#### Your goal:
Count each line below that has "وحماية" anywhere in it. Answer with the total alone.

#### Dataset excerpts:
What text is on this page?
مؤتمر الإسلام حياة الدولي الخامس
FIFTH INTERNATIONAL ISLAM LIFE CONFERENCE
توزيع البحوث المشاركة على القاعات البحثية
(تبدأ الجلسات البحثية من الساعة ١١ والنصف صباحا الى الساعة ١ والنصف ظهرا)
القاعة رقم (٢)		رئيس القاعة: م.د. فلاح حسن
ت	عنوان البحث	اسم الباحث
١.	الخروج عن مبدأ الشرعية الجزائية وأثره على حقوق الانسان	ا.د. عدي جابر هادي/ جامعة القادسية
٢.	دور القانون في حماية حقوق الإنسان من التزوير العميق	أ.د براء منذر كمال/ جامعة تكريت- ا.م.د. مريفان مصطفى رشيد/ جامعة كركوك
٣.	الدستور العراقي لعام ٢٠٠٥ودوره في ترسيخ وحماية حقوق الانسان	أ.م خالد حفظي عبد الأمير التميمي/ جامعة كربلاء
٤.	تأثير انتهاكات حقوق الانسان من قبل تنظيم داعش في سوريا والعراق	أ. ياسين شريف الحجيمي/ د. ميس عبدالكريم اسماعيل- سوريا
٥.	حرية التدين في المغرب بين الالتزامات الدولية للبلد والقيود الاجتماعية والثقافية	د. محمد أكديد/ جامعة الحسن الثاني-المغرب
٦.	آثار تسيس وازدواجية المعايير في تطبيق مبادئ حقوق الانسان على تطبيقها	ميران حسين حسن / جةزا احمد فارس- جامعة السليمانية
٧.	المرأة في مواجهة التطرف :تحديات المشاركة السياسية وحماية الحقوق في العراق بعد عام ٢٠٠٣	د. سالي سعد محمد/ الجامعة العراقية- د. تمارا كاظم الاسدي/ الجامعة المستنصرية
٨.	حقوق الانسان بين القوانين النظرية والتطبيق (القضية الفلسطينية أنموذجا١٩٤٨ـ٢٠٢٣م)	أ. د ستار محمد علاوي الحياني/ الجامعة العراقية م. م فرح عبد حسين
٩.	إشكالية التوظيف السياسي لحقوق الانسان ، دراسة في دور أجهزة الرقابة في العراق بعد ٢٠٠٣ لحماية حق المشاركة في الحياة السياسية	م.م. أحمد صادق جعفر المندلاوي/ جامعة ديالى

#### Task response:
2